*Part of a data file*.
____

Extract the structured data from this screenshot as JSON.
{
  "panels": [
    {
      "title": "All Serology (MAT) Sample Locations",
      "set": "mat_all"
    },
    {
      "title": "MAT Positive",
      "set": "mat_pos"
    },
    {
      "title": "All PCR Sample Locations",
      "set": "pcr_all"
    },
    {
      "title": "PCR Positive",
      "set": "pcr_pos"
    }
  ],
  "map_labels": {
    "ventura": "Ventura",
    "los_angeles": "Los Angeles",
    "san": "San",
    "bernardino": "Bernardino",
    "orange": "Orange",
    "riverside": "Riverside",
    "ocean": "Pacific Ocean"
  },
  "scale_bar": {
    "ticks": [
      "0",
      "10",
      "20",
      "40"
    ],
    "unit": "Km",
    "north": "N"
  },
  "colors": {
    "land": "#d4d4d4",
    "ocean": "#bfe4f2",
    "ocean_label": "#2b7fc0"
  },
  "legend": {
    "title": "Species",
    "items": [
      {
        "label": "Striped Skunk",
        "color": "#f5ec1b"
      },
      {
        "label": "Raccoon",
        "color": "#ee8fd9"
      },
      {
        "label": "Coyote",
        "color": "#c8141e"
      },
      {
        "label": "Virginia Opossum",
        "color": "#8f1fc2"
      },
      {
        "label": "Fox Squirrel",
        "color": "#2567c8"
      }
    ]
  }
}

____

*Problem statement*. Look for "Sample" and pull out every line that has it.

*Solution to this task*.
      "title": "All Serology (MAT) Sample Locations",
      "title": "All PCR Sample Locations",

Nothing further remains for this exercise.